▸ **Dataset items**
[Start]
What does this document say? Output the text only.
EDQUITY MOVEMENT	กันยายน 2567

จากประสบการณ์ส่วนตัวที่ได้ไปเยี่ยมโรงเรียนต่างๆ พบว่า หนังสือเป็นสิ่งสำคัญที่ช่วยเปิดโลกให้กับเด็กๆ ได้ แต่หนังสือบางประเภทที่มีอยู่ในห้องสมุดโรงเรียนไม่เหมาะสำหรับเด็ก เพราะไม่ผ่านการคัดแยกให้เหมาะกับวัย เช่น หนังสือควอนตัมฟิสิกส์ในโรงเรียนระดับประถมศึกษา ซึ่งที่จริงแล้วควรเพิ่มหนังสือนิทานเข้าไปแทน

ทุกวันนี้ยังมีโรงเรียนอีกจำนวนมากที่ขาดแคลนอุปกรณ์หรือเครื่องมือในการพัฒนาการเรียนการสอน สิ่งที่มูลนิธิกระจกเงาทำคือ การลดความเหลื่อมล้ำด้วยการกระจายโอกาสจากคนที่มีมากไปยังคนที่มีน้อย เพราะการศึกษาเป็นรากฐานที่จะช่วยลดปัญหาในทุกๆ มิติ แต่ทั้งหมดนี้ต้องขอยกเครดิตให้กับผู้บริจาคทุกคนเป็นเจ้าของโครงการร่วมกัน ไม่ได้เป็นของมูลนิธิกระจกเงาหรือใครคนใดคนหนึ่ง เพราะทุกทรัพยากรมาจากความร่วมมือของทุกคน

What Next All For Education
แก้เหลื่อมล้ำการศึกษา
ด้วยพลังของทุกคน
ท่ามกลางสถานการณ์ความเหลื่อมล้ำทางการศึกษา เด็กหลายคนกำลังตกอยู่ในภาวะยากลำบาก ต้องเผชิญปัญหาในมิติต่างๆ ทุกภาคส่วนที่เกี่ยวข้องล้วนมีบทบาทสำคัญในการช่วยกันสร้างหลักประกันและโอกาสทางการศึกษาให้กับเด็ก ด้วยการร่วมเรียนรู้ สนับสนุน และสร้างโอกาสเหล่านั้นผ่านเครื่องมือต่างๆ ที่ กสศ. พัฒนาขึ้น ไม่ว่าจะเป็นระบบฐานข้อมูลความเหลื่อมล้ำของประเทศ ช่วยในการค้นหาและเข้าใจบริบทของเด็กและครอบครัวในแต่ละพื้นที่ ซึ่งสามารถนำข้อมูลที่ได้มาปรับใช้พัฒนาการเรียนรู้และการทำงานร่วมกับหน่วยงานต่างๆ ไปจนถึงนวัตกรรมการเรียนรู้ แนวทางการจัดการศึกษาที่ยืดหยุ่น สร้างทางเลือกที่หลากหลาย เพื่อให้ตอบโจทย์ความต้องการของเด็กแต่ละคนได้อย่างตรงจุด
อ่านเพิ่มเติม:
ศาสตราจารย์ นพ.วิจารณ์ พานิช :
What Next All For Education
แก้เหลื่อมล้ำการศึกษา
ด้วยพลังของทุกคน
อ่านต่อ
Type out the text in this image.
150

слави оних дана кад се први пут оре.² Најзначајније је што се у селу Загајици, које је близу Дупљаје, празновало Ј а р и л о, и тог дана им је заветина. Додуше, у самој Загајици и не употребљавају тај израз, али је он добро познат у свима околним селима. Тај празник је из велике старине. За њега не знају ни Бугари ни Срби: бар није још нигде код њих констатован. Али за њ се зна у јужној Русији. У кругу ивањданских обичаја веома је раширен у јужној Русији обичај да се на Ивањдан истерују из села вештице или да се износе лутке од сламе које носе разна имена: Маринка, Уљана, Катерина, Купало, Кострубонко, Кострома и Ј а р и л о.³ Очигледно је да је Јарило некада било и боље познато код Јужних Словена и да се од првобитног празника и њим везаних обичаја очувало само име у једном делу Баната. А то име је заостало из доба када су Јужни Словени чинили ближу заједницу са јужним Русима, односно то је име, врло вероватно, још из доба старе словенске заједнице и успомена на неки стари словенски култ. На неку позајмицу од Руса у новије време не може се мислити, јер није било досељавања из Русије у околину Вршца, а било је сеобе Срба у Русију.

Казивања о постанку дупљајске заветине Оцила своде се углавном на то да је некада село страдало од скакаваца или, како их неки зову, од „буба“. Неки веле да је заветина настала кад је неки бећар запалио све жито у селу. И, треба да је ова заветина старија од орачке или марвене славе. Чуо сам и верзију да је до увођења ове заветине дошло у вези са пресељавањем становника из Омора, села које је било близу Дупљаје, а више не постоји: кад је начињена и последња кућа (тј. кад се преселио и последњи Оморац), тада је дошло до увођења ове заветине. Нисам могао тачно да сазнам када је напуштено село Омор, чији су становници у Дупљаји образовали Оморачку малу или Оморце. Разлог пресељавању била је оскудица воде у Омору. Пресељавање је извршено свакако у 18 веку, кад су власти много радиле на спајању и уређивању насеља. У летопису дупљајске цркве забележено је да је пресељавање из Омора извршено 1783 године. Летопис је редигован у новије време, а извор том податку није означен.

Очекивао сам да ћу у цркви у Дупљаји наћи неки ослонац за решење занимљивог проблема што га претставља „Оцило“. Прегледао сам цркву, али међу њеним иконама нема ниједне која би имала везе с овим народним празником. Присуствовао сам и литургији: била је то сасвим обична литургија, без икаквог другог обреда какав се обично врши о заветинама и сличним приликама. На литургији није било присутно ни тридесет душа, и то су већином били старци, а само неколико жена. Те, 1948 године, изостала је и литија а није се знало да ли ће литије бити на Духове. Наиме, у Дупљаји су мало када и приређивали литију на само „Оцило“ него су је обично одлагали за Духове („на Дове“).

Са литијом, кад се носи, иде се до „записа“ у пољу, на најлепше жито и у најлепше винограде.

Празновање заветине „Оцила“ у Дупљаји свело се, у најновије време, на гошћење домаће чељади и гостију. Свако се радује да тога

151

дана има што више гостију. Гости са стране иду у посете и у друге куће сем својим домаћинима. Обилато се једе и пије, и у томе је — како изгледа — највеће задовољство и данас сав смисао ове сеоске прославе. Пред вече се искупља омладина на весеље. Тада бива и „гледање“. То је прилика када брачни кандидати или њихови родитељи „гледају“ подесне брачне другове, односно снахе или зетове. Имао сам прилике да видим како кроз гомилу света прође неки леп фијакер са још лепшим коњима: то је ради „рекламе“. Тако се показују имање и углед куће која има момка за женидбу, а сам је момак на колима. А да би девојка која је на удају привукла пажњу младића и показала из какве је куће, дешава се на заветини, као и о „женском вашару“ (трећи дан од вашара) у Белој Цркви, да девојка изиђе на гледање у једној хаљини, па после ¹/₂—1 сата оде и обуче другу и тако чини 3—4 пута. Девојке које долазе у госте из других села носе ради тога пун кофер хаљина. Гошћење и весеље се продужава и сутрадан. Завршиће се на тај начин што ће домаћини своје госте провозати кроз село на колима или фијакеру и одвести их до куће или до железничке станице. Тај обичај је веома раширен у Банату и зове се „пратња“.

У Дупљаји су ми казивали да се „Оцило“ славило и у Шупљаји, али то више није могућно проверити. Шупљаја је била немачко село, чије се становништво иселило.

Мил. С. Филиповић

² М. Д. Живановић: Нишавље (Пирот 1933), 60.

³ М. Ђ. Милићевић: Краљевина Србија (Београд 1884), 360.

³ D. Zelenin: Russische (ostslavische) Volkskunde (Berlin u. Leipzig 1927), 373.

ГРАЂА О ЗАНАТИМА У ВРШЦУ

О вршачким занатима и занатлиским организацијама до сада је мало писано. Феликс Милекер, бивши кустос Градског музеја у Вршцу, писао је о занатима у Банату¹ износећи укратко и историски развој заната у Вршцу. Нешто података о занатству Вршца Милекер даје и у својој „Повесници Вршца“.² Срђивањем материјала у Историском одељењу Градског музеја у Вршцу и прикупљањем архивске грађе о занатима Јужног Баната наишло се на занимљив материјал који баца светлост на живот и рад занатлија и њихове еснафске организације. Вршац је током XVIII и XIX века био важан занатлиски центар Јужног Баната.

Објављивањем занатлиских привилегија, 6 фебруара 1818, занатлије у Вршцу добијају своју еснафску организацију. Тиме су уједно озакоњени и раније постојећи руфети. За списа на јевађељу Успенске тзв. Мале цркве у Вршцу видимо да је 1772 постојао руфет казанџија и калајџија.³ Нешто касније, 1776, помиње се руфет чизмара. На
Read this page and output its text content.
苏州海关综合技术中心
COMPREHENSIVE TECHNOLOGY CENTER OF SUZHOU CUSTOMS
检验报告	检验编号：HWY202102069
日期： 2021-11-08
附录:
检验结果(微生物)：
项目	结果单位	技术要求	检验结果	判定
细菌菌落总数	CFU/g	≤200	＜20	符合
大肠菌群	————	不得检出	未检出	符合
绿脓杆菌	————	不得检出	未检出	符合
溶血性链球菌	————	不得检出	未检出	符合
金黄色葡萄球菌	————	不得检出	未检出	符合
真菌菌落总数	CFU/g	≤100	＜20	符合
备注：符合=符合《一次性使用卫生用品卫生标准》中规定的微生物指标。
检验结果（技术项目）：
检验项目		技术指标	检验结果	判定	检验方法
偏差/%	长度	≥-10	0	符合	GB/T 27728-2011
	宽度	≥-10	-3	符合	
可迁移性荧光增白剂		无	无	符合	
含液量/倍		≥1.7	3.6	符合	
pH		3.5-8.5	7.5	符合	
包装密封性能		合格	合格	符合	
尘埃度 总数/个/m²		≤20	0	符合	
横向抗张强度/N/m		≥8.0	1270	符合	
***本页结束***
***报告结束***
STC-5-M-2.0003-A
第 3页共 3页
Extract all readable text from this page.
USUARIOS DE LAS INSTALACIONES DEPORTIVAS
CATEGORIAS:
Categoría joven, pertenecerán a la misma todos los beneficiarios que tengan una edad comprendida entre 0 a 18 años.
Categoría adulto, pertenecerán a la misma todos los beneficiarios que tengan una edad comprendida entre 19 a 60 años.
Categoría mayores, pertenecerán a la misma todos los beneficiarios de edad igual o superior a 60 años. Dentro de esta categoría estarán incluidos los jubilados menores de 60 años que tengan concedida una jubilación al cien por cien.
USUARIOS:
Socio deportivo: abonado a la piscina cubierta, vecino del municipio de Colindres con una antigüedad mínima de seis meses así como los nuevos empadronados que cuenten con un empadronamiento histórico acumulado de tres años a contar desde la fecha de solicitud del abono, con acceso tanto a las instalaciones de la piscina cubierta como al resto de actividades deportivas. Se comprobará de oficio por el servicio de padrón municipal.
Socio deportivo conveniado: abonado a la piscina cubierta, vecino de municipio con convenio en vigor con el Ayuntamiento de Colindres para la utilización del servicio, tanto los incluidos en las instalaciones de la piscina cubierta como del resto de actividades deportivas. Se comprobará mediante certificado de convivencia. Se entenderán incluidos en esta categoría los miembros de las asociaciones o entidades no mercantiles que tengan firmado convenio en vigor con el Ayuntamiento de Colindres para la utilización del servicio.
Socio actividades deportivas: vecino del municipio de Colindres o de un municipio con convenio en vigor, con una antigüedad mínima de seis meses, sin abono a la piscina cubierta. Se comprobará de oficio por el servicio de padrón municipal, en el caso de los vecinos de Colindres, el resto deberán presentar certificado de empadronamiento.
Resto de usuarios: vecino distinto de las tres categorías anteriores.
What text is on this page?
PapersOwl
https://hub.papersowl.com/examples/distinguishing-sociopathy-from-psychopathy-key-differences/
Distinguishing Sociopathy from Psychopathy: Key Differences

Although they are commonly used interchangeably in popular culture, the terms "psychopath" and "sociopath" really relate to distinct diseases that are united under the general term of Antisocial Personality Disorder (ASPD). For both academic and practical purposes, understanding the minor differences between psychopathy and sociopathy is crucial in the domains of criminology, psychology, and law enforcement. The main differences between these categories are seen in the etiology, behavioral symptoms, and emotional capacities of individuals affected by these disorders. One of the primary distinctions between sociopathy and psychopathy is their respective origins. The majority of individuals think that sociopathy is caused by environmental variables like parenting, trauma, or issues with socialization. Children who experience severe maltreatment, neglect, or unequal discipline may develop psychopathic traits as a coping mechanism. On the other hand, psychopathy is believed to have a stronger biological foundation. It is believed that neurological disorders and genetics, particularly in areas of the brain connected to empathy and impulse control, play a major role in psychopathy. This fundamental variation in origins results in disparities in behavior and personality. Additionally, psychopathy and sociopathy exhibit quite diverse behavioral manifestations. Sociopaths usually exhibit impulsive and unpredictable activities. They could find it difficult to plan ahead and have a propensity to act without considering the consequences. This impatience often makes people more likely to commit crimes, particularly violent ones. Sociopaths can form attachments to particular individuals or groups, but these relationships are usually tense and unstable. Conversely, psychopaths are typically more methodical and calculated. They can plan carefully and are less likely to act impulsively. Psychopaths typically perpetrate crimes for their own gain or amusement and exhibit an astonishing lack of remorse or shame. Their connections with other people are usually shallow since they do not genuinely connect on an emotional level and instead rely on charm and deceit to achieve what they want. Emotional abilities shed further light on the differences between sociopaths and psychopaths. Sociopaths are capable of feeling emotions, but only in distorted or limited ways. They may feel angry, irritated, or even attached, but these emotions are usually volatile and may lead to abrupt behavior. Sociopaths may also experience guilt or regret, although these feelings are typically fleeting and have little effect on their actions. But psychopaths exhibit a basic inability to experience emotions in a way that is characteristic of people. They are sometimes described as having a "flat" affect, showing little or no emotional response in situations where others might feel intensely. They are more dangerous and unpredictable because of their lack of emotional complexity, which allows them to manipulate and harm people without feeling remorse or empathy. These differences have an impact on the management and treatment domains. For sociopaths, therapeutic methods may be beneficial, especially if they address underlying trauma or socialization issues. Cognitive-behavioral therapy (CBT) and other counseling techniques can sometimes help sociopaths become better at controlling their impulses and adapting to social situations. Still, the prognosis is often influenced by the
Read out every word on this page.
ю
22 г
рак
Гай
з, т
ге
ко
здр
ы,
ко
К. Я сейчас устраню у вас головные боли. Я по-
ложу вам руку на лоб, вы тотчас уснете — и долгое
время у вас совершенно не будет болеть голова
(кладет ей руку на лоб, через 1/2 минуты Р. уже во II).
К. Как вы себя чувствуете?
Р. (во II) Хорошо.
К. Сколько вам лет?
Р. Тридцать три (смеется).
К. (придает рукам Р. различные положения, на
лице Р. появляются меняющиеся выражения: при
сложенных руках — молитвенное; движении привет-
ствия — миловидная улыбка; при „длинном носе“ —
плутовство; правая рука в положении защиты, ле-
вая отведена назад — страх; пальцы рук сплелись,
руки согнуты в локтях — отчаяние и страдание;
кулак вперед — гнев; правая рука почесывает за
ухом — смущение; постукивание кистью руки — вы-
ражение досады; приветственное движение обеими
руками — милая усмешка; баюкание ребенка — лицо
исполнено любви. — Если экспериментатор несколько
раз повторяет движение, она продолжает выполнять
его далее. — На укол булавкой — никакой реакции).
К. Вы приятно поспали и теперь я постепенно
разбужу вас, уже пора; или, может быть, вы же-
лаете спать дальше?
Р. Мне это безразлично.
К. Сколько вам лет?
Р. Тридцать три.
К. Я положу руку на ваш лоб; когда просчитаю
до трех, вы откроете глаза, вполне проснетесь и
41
[End]
▸ **WHAT NEEDS TO BE DONE**
Copy each line of the entries that includes the word "misma".

▸ **FINISHED EXERCISE**
Categoría joven, pertenecerán a la misma todos los beneficiarios que tengan una edad comprendida entre 0 a 18 años.
Categoría adulto, pertenecerán a la misma todos los beneficiarios que tengan una edad comprendida entre 19 a 60 años.
Categoría mayores, pertenecerán a la misma todos los beneficiarios de edad igual o superior a 60 años. Dentro de esta categoría estarán incluidos los jubilados menores de 60 años que tengan concedida una jubilación al cien por cien.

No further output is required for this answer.